═══ SOURCE DOCUMENT ═══
Without some heuristic to find cycles / repeated choices, extraction goes on seemingly forever (using the Intercept as test data).

Can you give some advice on how to deal with this situation? Ideally you could point me to some internal of inkcpp I can surface through an interface that helps me decide if I'm seeing a choice that I have seen before in the exact same state of the story.

Thanks!

JBenda commented 5 months ago

This sounds like a fun project. The binary comparison of the snapshot does not work because of the visit counts aka how often that knot has been visited. Which will increase until 2^32.

The main problem is how to decide when to stop exploring (see Haltingproblem )

A simple idea would be checking the visit counts, I do not remember if they are exposed through. But if you could use them to check which knots have been visited, and you can detect cycles via the change of visit counts.

Another idea is: each choice reference to a jump Target, same target as already taken -> cycle (again I do not know how exposed this is)

I will take a look at what in depth characteristics are exposed, and maybe add some API if needen

kalmard0 commented 5 months ago

Thank you for the response! Does the jump target (is that the same as the path variable?) also encode the state of the game, so even if arriving to the same point, does it let one differentiate between what variables were set on the path up to that point?

JBenda commented 5 months ago

The jump Target is the same as the path and does not encode any state.

Also is it currently not possible to iterate all globals (meta programming was never a thought until now)

An idea of mine would be a run mode which lists all choices (also which are disabled by a condition) then it should be relatively easy to traverse the FST.

A step further would be: print formulas and variable names instead of the result, then it should be relatively easy to build a graph out of it, since you can check if you already visited a choice target, and since no choices are hidden you can be sure you visit every thing first path. And if you reach a choice point the stack is clear, so no problems there either.

kalmard0 commented 5 months ago

Hm, my goal is to make the resulting static graph an exact representation of the game, e.g. if a choice leads to some different state on a later visit depending on some variable, that should be represented by a different node in the graph (even if their texts are otherwise identical).

What about simply being able to retrieve actual variables through an API (which I assume is part of a snapshot)? In this case each node can be uniquely identified by their text + every variable's value at the time of reaching the node.

Btw to be clear, I don't expect you to do any work for my benefit here, I was just hoping you can guide me towards the right path to do this.
═══
=== PROBLEMS AND TASKS ===
#1 Return the part of the inkcpp thread that begins at the words "I will take" and stops after "thought until now)", copied exactly.
#2 Answer these questions using the inkcpp thread:
(a) According to JBenda, why does a binary comparison of the snapshot not work?
(b) Does the jump target encode any state of the story?
(c) In kalmard0's last proposal, what would uniquely identify each node?
#3 List every idea JBenda puts forward in the inkcpp thread, one per line.
═══ ROWS ═══
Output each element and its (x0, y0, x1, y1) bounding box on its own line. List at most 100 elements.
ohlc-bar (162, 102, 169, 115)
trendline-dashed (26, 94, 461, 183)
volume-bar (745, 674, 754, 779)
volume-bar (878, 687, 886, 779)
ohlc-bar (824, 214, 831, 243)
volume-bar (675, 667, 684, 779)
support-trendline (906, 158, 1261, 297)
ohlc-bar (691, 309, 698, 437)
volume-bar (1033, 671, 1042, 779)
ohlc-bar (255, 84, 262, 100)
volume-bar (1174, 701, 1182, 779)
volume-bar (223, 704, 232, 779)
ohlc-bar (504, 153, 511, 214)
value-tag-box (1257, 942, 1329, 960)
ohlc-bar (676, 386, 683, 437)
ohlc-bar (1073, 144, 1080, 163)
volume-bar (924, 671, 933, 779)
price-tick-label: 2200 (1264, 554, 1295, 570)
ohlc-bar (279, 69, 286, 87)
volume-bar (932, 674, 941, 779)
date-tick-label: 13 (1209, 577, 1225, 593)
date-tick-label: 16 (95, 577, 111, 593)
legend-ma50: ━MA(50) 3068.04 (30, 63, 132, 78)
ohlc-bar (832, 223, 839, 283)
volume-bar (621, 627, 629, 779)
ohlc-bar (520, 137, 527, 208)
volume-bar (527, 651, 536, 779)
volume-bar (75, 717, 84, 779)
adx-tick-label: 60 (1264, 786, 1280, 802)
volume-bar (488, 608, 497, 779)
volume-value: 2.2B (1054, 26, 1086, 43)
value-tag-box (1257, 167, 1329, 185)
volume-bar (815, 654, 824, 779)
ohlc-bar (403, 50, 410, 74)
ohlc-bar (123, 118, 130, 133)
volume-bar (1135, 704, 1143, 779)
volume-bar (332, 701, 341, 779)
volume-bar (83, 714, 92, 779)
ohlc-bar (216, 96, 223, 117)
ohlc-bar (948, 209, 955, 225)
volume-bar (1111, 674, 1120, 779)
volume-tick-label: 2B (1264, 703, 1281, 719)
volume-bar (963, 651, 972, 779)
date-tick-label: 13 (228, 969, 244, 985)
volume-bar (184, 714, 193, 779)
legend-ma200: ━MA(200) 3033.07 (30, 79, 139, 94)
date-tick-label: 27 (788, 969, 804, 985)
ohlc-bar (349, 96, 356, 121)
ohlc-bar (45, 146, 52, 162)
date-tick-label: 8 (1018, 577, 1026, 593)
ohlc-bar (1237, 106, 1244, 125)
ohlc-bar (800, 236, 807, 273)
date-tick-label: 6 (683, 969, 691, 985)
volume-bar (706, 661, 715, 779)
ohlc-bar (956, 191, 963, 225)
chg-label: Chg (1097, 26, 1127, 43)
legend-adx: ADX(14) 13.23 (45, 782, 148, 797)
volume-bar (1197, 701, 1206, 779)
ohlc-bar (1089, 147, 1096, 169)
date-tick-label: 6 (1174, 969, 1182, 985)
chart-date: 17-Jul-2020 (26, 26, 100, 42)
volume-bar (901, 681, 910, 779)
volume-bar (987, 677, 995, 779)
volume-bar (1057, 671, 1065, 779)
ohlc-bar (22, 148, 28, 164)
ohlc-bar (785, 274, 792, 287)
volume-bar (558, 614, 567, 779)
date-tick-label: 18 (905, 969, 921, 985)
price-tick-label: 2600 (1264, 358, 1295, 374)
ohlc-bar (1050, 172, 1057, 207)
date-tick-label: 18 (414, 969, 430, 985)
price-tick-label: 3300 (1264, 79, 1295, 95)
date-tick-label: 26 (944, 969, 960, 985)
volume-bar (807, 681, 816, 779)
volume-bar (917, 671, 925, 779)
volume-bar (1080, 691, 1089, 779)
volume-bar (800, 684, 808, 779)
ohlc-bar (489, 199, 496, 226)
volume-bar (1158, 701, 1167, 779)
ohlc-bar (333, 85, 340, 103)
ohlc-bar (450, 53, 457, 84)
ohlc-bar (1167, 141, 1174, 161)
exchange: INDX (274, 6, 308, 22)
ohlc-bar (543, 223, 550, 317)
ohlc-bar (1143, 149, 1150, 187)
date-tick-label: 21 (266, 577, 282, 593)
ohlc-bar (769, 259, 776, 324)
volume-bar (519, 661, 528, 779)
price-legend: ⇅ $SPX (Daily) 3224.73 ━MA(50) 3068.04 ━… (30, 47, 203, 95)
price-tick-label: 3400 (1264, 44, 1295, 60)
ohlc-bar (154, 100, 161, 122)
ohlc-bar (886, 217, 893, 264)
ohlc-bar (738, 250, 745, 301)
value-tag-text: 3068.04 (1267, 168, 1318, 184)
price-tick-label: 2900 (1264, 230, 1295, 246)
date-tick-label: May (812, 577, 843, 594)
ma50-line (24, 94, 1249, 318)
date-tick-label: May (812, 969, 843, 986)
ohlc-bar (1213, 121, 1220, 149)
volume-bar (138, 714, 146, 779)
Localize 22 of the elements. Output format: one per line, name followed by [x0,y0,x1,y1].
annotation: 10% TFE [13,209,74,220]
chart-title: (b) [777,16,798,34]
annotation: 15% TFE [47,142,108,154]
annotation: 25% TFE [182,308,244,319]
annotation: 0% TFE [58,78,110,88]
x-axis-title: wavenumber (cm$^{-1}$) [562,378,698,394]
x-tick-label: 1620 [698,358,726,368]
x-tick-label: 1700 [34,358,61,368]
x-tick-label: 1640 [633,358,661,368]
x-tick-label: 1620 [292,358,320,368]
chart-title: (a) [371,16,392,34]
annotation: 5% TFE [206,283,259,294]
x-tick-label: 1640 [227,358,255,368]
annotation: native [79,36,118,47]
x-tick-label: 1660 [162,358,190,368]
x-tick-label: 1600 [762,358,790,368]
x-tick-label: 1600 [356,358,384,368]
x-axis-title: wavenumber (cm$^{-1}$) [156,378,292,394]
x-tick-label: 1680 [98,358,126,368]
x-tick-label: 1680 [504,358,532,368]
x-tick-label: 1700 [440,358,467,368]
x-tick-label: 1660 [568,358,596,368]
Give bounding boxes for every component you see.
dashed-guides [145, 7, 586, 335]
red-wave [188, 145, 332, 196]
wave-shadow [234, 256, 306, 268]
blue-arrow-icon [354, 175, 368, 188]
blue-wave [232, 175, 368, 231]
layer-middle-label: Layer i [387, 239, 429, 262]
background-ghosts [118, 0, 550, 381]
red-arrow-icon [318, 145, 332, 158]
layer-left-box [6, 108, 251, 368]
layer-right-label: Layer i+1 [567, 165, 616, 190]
═══
=== SOLUTIONS BY TASK ===
#1
I will take a look at what in depth characteristics are exposed, and maybe add some API if needen

kalmard0 commented 5 months ago

Thank you for the response! Does the jump target (is that the same as the path variable?) also encode the state of the game, so even if arriving to the same point, does it let one differentiate between what variables were set on the path up to that point?

JBenda commented 5 months ago

The jump Target is the same as the path and does not encode any state.

Also is it currently not possible to iterate all globals (meta programming was never a thought until now)

#2
(a) It fails because of the visit counts (how often a knot has been visited), which increase until 2^32.
(b) No. The jump target is the same as the path and does not encode any state.
(c) Each node would be identified by its text plus every variable's value at the time the node is reached.

#3
Check the visit counts to see which knots have been visited, and detect cycles through changes in those counts.
Treat a choice that references a jump target already taken as a cycle.
Add a run mode that lists all choices, including those disabled by a condition, so the FST can be traversed.
Print formulas and variable names instead of results, so a graph can be built by checking whether a choice target has already been visited.